BEGIN LISTING
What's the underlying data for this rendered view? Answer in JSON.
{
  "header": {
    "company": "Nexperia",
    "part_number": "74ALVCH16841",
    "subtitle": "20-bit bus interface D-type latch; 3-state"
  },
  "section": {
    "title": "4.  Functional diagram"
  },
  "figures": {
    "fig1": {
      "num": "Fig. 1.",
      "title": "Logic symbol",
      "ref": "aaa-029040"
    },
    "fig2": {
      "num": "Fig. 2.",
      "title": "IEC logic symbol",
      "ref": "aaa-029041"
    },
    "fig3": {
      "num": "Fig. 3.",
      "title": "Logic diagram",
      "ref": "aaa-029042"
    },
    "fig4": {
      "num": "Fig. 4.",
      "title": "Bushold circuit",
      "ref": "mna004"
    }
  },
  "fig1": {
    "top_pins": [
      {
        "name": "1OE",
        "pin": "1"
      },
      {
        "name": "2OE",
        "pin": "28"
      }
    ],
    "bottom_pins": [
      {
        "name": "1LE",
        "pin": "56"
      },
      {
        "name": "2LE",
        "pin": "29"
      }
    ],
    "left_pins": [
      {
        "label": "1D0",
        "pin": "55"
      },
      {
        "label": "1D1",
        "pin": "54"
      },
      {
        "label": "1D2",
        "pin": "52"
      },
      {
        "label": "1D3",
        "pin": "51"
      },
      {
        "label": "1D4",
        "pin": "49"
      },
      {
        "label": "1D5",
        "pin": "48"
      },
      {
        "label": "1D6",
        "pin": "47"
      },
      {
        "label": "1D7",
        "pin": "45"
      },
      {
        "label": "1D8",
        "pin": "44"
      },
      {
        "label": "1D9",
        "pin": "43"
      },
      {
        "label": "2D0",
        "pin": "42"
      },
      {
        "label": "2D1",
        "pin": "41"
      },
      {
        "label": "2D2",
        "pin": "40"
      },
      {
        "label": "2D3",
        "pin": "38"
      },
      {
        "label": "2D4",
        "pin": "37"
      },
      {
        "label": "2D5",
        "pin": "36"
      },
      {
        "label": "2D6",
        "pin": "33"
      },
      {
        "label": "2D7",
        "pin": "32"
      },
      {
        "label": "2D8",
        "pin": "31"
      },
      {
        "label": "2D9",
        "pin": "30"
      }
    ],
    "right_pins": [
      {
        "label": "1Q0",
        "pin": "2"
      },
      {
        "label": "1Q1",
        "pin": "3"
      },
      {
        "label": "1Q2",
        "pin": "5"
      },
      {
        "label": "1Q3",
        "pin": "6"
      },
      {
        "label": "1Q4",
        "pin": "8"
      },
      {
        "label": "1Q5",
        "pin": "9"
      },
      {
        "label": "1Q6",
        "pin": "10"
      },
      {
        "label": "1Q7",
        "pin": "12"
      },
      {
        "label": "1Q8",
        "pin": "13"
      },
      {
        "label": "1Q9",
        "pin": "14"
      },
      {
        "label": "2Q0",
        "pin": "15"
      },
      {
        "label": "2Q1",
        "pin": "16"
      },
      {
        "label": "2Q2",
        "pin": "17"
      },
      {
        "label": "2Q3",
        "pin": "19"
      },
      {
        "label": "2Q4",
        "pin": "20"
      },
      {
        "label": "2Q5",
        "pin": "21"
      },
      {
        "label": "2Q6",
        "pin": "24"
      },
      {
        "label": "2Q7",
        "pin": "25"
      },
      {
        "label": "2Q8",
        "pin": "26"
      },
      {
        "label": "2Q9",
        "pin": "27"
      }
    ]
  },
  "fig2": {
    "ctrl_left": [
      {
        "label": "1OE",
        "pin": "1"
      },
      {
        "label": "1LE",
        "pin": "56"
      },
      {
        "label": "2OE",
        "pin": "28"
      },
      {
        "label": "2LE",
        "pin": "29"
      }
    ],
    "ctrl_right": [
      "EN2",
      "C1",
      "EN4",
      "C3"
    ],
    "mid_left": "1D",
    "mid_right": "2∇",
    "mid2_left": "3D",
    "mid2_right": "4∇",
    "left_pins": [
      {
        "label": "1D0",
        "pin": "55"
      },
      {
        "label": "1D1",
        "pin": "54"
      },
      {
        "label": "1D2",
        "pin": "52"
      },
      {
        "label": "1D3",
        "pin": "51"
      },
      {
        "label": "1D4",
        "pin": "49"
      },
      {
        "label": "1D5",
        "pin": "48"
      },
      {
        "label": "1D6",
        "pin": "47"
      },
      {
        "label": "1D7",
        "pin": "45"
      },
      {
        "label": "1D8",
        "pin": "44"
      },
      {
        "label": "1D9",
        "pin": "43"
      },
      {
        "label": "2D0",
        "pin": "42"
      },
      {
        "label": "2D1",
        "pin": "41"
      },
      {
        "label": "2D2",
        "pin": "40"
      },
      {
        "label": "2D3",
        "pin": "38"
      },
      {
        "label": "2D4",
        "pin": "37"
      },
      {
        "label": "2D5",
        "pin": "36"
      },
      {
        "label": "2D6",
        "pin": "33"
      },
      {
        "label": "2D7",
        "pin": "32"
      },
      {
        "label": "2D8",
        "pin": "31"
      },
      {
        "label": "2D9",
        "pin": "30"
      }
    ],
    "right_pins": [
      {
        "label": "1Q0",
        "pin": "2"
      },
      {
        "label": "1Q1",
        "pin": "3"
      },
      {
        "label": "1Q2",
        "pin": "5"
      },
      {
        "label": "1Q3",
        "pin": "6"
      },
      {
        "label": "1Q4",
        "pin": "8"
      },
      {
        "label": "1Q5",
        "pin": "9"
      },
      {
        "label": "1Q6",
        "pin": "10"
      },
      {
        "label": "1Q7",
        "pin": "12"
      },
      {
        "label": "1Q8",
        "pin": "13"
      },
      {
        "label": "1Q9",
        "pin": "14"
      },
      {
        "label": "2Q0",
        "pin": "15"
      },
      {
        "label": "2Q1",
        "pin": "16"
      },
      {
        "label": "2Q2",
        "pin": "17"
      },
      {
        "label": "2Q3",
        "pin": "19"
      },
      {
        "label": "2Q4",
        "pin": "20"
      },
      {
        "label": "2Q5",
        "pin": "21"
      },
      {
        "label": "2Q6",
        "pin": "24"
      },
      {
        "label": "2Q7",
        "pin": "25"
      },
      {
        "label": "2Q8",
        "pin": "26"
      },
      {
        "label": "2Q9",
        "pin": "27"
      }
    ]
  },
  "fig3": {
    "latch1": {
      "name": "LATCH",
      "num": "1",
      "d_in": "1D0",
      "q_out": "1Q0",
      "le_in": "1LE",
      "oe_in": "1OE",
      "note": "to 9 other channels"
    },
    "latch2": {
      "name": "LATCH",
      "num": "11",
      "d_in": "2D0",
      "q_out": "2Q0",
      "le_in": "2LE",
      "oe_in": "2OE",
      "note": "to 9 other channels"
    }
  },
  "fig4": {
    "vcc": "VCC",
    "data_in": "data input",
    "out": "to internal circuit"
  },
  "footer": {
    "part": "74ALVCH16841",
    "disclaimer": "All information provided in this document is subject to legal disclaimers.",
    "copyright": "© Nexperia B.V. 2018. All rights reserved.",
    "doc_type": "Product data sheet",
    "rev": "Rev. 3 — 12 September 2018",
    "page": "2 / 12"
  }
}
END LISTING
## [PROBLEM DESCRIPTION]
Write out the complete set of records exactly as given.

## [TASK RESPONSE]
What's the underlying data for this rendered view? Answer in JSON.
{
  "header": {
    "company": "Nexperia",
    "part_number": "74ALVCH16841",
    "subtitle": "20-bit bus interface D-type latch; 3-state"
  },
  "section": {
    "title": "4.  Functional diagram"
  },
  "figures": {
    "fig1": {
      "num": "Fig. 1.",
      "title": "Logic symbol",
      "ref": "aaa-029040"
    },
    "fig2": {
      "num": "Fig. 2.",
      "title": "IEC logic symbol",
      "ref": "aaa-029041"
    },
    "fig3": {
      "num": "Fig. 3.",
      "title": "Logic diagram",
      "ref": "aaa-029042"
    },
    "fig4": {
      "num": "Fig. 4.",
      "title": "Bushold circuit",
      "ref": "mna004"
    }
  },
  "fig1": {
    "top_pins": [
      {
        "name": "1OE",
        "pin": "1"
      },
      {
        "name": "2OE",
        "pin": "28"
      }
    ],
    "bottom_pins": [
      {
        "name": "1LE",
        "pin": "56"
      },
      {
        "name": "2LE",
        "pin": "29"
      }
    ],
    "left_pins": [
      {
        "label": "1D0",
        "pin": "55"
      },
      {
        "label": "1D1",
        "pin": "54"
      },
      {
        "label": "1D2",
        "pin": "52"
      },
      {
        "label": "1D3",
        "pin": "51"
      },
      {
        "label": "1D4",
        "pin": "49"
      },
      {
        "label": "1D5",
        "pin": "48"
      },
      {
        "label": "1D6",
        "pin": "47"
      },
      {
        "label": "1D7",
        "pin": "45"
      },
      {
        "label": "1D8",
        "pin": "44"
      },
      {
        "label": "1D9",
        "pin": "43"
      },
      {
        "label": "2D0",
        "pin": "42"
      },
      {
        "label": "2D1",
        "pin": "41"
      },
      {
        "label": "2D2",
        "pin": "40"
      },
      {
        "label": "2D3",
        "pin": "38"
      },
      {
        "label": "2D4",
        "pin": "37"
      },
      {
        "label": "2D5",
        "pin": "36"
      },
      {
        "label": "2D6",
        "pin": "33"
      },
      {
        "label": "2D7",
        "pin": "32"
      },
      {
        "label": "2D8",
        "pin": "31"
      },
      {
        "label": "2D9",
        "pin": "30"
      }
    ],
    "right_pins": [
      {
        "label": "1Q0",
        "pin": "2"
      },
      {
        "label": "1Q1",
        "pin": "3"
      },
      {
        "label": "1Q2",
        "pin": "5"
      },
      {
        "label": "1Q3",
        "pin": "6"
      },
      {
        "label": "1Q4",
        "pin": "8"
      },
      {
        "label": "1Q5",
        "pin": "9"
      },
      {
        "label": "1Q6",
        "pin": "10"
      },
      {
        "label": "1Q7",
        "pin": "12"
      },
      {
        "label": "1Q8",
        "pin": "13"
      },
      {
        "label": "1Q9",
        "pin": "14"
      },
      {
        "label": "2Q0",
        "pin": "15"
      },
      {
        "label": "2Q1",
        "pin": "16"
      },
      {
        "label": "2Q2",
        "pin": "17"
      },
      {
        "label": "2Q3",
        "pin": "19"
      },
      {
        "label": "2Q4",
        "pin": "20"
      },
      {
        "label": "2Q5",
        "pin": "21"
      },
      {
        "label": "2Q6",
        "pin": "24"
      },
      {
        "label": "2Q7",
        "pin": "25"
      },
      {
        "label": "2Q8",
        "pin": "26"
      },
      {
        "label": "2Q9",
        "pin": "27"
      }
    ]
  },
  "fig2": {
    "ctrl_left": [
      {
        "label": "1OE",
        "pin": "1"
      },
      {
        "label": "1LE",
        "pin": "56"
      },
      {
        "label": "2OE",
        "pin": "28"
      },
      {
        "label": "2LE",
        "pin": "29"
      }
    ],
    "ctrl_right": [
      "EN2",
      "C1",
      "EN4",
      "C3"
    ],
    "mid_left": "1D",
    "mid_right": "2∇",
    "mid2_left": "3D",
    "mid2_right": "4∇",
    "left_pins": [
      {
        "label": "1D0",
        "pin": "55"
      },
      {
        "label": "1D1",
        "pin": "54"
      },
      {
        "label": "1D2",
        "pin": "52"
      },
      {
        "label": "1D3",
        "pin": "51"
      },
      {
        "label": "1D4",
        "pin": "49"
      },
      {
        "label": "1D5",
        "pin": "48"
      },
      {
        "label": "1D6",
        "pin": "47"
      },
      {
        "label": "1D7",
        "pin": "45"
      },
      {
        "label": "1D8",
        "pin": "44"
      },
      {
        "label": "1D9",
        "pin": "43"
      },
      {
        "label": "2D0",
        "pin": "42"
      },
      {
        "label": "2D1",
        "pin": "41"
      },
      {
        "label": "2D2",
        "pin": "40"
      },
      {
        "label": "2D3",
        "pin": "38"
      },
      {
        "label": "2D4",
        "pin": "37"
      },
      {
        "label": "2D5",
        "pin": "36"
      },
      {
        "label": "2D6",
        "pin": "33"
      },
      {
        "label": "2D7",
        "pin": "32"
      },
      {
        "label": "2D8",
        "pin": "31"
      },
      {
        "label": "2D9",
        "pin": "30"
      }
    ],
    "right_pins": [
      {
        "label": "1Q0",
        "pin": "2"
      },
      {
        "label": "1Q1",
        "pin": "3"
      },
      {
        "label": "1Q2",
        "pin": "5"
      },
      {
        "label": "1Q3",
        "pin": "6"
      },
      {
        "label": "1Q4",
        "pin": "8"
      },
      {
        "label": "1Q5",
        "pin": "9"
      },
      {
        "label": "1Q6",
        "pin": "10"
      },
      {
        "label": "1Q7",
        "pin": "12"
      },
      {
        "label": "1Q8",
        "pin": "13"
      },
      {
        "label": "1Q9",
        "pin": "14"
      },
      {
        "label": "2Q0",
        "pin": "15"
      },
      {
        "label": "2Q1",
        "pin": "16"
      },
      {
        "label": "2Q2",
        "pin": "17"
      },
      {
        "label": "2Q3",
        "pin": "19"
      },
      {
        "label": "2Q4",
        "pin": "20"
      },
      {
        "label": "2Q5",
        "pin": "21"
      },
      {
        "label": "2Q6",
        "pin": "24"
      },
      {
        "label": "2Q7",
        "pin": "25"
      },
      {
        "label": "2Q8",
        "pin": "26"
      },
      {
        "label": "2Q9",
        "pin": "27"
      }
    ]
  },
  "fig3": {
    "latch1": {
      "name": "LATCH",
      "num": "1",
      "d_in": "1D0",
      "q_out": "1Q0",
      "le_in": "1LE",
      "oe_in": "1OE",
      "note": "to 9 other channels"
    },
    "latch2": {
      "name": "LATCH",
      "num": "11",
      "d_in": "2D0",
      "q_out": "2Q0",
      "le_in": "2LE",
      "oe_in": "2OE",
      "note": "to 9 other channels"
    }
  },
  "fig4": {
    "vcc": "VCC",
    "data_in": "data input",
    "out": "to internal circuit"
  },
  "footer": {
    "part": "74ALVCH16841",
    "disclaimer": "All information provided in this document is subject to legal disclaimers.",
    "copyright": "© Nexperia B.V. 2018. All rights reserved.",
    "doc_type": "Product data sheet",
    "rev": "Rev. 3 — 12 September 2018",
    "page": "2 / 12"
  }
}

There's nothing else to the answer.